[Start of section]
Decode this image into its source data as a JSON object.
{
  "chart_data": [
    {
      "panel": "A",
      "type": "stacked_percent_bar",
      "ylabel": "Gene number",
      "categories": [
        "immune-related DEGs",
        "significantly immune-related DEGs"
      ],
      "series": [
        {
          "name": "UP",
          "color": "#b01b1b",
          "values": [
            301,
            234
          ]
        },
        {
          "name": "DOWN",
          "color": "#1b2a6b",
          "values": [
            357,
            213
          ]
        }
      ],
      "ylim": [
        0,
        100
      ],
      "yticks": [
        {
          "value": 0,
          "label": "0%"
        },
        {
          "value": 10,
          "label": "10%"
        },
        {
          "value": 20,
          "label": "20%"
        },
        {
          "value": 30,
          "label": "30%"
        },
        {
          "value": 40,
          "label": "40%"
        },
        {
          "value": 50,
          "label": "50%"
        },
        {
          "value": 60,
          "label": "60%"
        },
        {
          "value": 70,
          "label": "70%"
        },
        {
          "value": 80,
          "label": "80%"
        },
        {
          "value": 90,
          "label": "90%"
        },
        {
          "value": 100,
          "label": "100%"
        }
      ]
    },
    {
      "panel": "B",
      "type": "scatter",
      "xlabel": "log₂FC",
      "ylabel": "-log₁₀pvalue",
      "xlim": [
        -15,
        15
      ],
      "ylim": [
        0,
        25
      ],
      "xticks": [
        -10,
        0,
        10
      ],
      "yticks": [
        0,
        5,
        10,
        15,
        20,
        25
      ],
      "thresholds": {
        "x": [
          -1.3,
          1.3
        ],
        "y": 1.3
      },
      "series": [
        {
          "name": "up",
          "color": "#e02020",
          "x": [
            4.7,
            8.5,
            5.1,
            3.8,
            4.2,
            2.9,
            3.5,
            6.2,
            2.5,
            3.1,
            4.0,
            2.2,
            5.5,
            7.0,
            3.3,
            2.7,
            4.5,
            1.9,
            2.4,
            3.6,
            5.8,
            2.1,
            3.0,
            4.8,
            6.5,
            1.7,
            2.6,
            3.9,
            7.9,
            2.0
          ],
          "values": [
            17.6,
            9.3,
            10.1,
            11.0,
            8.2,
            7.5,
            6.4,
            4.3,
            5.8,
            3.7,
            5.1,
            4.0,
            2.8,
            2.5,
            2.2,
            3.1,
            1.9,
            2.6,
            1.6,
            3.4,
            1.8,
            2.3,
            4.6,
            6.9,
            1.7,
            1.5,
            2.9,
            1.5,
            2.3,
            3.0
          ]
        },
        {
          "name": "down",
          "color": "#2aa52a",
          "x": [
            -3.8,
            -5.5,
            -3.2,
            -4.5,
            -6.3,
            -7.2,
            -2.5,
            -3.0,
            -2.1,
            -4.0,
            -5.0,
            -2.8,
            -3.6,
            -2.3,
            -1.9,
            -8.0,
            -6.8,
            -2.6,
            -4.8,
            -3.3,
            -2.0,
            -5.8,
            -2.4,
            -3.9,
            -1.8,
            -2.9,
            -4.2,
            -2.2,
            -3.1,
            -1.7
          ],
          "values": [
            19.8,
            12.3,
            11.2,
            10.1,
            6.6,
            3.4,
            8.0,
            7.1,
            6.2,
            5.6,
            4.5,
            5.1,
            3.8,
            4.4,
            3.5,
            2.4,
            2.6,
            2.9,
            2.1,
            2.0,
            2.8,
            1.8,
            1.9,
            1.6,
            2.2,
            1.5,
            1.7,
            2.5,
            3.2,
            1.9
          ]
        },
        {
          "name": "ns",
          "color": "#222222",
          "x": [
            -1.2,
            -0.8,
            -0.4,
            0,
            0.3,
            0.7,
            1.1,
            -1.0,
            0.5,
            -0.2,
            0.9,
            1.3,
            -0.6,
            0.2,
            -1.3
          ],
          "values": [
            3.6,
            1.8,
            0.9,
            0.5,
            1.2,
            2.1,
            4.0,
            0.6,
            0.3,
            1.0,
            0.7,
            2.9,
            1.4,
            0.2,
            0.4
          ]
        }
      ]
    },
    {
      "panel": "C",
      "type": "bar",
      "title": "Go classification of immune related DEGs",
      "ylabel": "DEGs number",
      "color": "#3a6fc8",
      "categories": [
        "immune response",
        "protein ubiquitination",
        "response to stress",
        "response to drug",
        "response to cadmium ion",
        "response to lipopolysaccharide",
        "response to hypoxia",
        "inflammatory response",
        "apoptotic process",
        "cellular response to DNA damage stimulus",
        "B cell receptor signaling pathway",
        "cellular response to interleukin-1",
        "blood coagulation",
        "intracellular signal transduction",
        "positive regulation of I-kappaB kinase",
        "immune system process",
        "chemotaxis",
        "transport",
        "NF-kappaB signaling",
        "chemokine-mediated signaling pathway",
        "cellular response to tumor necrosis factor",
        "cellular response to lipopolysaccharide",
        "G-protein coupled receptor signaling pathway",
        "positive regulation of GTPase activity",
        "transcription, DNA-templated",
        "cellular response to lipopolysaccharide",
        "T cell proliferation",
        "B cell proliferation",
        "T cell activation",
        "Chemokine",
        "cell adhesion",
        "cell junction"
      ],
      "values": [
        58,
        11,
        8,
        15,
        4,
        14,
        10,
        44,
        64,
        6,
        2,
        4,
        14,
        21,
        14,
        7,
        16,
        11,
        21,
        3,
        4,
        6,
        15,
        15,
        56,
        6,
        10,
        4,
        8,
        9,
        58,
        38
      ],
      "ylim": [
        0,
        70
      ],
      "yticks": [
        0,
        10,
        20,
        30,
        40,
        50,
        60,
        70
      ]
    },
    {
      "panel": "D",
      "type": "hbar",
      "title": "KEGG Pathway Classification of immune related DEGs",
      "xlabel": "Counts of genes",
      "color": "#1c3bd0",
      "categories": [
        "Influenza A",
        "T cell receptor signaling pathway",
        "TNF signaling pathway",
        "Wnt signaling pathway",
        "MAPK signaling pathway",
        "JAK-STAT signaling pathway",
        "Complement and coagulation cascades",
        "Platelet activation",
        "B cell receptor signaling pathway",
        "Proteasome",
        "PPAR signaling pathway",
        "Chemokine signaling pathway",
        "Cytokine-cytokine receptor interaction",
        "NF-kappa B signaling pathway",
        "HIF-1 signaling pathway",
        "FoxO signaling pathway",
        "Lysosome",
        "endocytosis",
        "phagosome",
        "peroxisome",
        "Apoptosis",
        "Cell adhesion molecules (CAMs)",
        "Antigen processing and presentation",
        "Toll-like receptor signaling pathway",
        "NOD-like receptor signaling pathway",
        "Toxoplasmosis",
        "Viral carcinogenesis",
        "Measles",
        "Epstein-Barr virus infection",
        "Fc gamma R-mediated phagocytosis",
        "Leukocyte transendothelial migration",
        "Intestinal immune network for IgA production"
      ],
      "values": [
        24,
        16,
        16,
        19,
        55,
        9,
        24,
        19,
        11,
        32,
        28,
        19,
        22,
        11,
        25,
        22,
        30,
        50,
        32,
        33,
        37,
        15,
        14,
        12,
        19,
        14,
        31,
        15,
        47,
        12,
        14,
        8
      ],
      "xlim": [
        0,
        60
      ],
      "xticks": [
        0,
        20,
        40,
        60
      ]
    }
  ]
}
[End of section]
TASK BRIEF:
All of the entries should be transcribed exactly as they appear.

TASK RESPONSE:
Decode this image into its source data as a JSON object.
{
  "chart_data": [
    {
      "panel": "A",
      "type": "stacked_percent_bar",
      "ylabel": "Gene number",
      "categories": [
        "immune-related DEGs",
        "significantly immune-related DEGs"
      ],
      "series": [
        {
          "name": "UP",
          "color": "#b01b1b",
          "values": [
            301,
            234
          ]
        },
        {
          "name": "DOWN",
          "color": "#1b2a6b",
          "values": [
            357,
            213
          ]
        }
      ],
      "ylim": [
        0,
        100
      ],
      "yticks": [
        {
          "value": 0,
          "label": "0%"
        },
        {
          "value": 10,
          "label": "10%"
        },
        {
          "value": 20,
          "label": "20%"
        },
        {
          "value": 30,
          "label": "30%"
        },
        {
          "value": 40,
          "label": "40%"
        },
        {
          "value": 50,
          "label": "50%"
        },
        {
          "value": 60,
          "label": "60%"
        },
        {
          "value": 70,
          "label": "70%"
        },
        {
          "value": 80,
          "label": "80%"
        },
        {
          "value": 90,
          "label": "90%"
        },
        {
          "value": 100,
          "label": "100%"
        }
      ]
    },
    {
      "panel": "B",
      "type": "scatter",
      "xlabel": "log₂FC",
      "ylabel": "-log₁₀pvalue",
      "xlim": [
        -15,
        15
      ],
      "ylim": [
        0,
        25
      ],
      "xticks": [
        -10,
        0,
        10
      ],
      "yticks": [
        0,
        5,
        10,
        15,
        20,
        25
      ],
      "thresholds": {
        "x": [
          -1.3,
          1.3
        ],
        "y": 1.3
      },
      "series": [
        {
          "name": "up",
          "color": "#e02020",
          "x": [
            4.7,
            8.5,
            5.1,
            3.8,
            4.2,
            2.9,
            3.5,
            6.2,
            2.5,
            3.1,
            4.0,
            2.2,
            5.5,
            7.0,
            3.3,
            2.7,
            4.5,
            1.9,
            2.4,
            3.6,
            5.8,
            2.1,
            3.0,
            4.8,
            6.5,
            1.7,
            2.6,
            3.9,
            7.9,
            2.0
          ],
          "values": [
            17.6,
            9.3,
            10.1,
            11.0,
            8.2,
            7.5,
            6.4,
            4.3,
            5.8,
            3.7,
            5.1,
            4.0,
            2.8,
            2.5,
            2.2,
            3.1,
            1.9,
            2.6,
            1.6,
            3.4,
            1.8,
            2.3,
            4.6,
            6.9,
            1.7,
            1.5,
            2.9,
            1.5,
            2.3,
            3.0
          ]
        },
        {
          "name": "down",
          "color": "#2aa52a",
          "x": [
            -3.8,
            -5.5,
            -3.2,
            -4.5,
            -6.3,
            -7.2,
            -2.5,
            -3.0,
            -2.1,
            -4.0,
            -5.0,
            -2.8,
            -3.6,
            -2.3,
            -1.9,
            -8.0,
            -6.8,
            -2.6,
            -4.8,
            -3.3,
            -2.0,
            -5.8,
            -2.4,
            -3.9,
            -1.8,
            -2.9,
            -4.2,
            -2.2,
            -3.1,
            -1.7
          ],
          "values": [
            19.8,
            12.3,
            11.2,
            10.1,
            6.6,
            3.4,
            8.0,
            7.1,
            6.2,
            5.6,
            4.5,
            5.1,
            3.8,
            4.4,
            3.5,
            2.4,
            2.6,
            2.9,
            2.1,
            2.0,
            2.8,
            1.8,
            1.9,
            1.6,
            2.2,
            1.5,
            1.7,
            2.5,
            3.2,
            1.9
          ]
        },
        {
          "name": "ns",
          "color": "#222222",
          "x": [
            -1.2,
            -0.8,
            -0.4,
            0,
            0.3,
            0.7,
            1.1,
            -1.0,
            0.5,
            -0.2,
            0.9,
            1.3,
            -0.6,
            0.2,
            -1.3
          ],
          "values": [
            3.6,
            1.8,
            0.9,
            0.5,
            1.2,
            2.1,
            4.0,
            0.6,
            0.3,
            1.0,
            0.7,
            2.9,
            1.4,
            0.2,
            0.4
          ]
        }
      ]
    },
    {
      "panel": "C",
      "type": "bar",
      "title": "Go classification of immune related DEGs",
      "ylabel": "DEGs number",
      "color": "#3a6fc8",
      "categories": [
        "immune response",
        "protein ubiquitination",
        "response to stress",
        "response to drug",
        "response to cadmium ion",
        "response to lipopolysaccharide",
        "response to hypoxia",
        "inflammatory response",
        "apoptotic process",
        "cellular response to DNA damage stimulus",
        "B cell receptor signaling pathway",
        "cellular response to interleukin-1",
        "blood coagulation",
        "intracellular signal transduction",
        "positive regulation of I-kappaB kinase",
        "immune system process",
        "chemotaxis",
        "transport",
        "NF-kappaB signaling",
        "chemokine-mediated signaling pathway",
        "cellular response to tumor necrosis factor",
        "cellular response to lipopolysaccharide",
        "G-protein coupled receptor signaling pathway",
        "positive regulation of GTPase activity",
        "transcription, DNA-templated",
        "cellular response to lipopolysaccharide",
        "T cell proliferation",
        "B cell proliferation",
        "T cell activation",
        "Chemokine",
        "cell adhesion",
        "cell junction"
      ],
      "values": [
        58,
        11,
        8,
        15,
        4,
        14,
        10,
        44,
        64,
        6,
        2,
        4,
        14,
        21,
        14,
        7,
        16,
        11,
        21,
        3,
        4,
        6,
        15,
        15,
        56,
        6,
        10,
        4,
        8,
        9,
        58,
        38
      ],
      "ylim": [
        0,
        70
      ],
      "yticks": [
        0,
        10,
        20,
        30,
        40,
        50,
        60,
        70
      ]
    },
    {
      "panel": "D",
      "type": "hbar",
      "title": "KEGG Pathway Classification of immune related DEGs",
      "xlabel": "Counts of genes",
      "color": "#1c3bd0",
      "categories": [
        "Influenza A",
        "T cell receptor signaling pathway",
        "TNF signaling pathway",
        "Wnt signaling pathway",
        "MAPK signaling pathway",
        "JAK-STAT signaling pathway",
        "Complement and coagulation cascades",
        "Platelet activation",
        "B cell receptor signaling pathway",
        "Proteasome",
        "PPAR signaling pathway",
        "Chemokine signaling pathway",
        "Cytokine-cytokine receptor interaction",
        "NF-kappa B signaling pathway",
        "HIF-1 signaling pathway",
        "FoxO signaling pathway",
        "Lysosome",
        "endocytosis",
        "phagosome",
        "peroxisome",
        "Apoptosis",
        "Cell adhesion molecules (CAMs)",
        "Antigen processing and presentation",
        "Toll-like receptor signaling pathway",
        "NOD-like receptor signaling pathway",
        "Toxoplasmosis",
        "Viral carcinogenesis",
        "Measles",
        "Epstein-Barr virus infection",
        "Fc gamma R-mediated phagocytosis",
        "Leukocyte transendothelial migration",
        "Intestinal immune network for IgA production"
      ],
      "values": [
        24,
        16,
        16,
        19,
        55,
        9,
        24,
        19,
        11,
        32,
        28,
        19,
        22,
        11,
        25,
        22,
        30,
        50,
        32,
        33,
        37,
        15,
        14,
        12,
        19,
        14,
        31,
        15,
        47,
        12,
        14,
        8
      ],
      "xlim": [
        0,
        60
      ],
      "xticks": [
        0,
        20,
        40,
        60
      ]
    }
  ]
}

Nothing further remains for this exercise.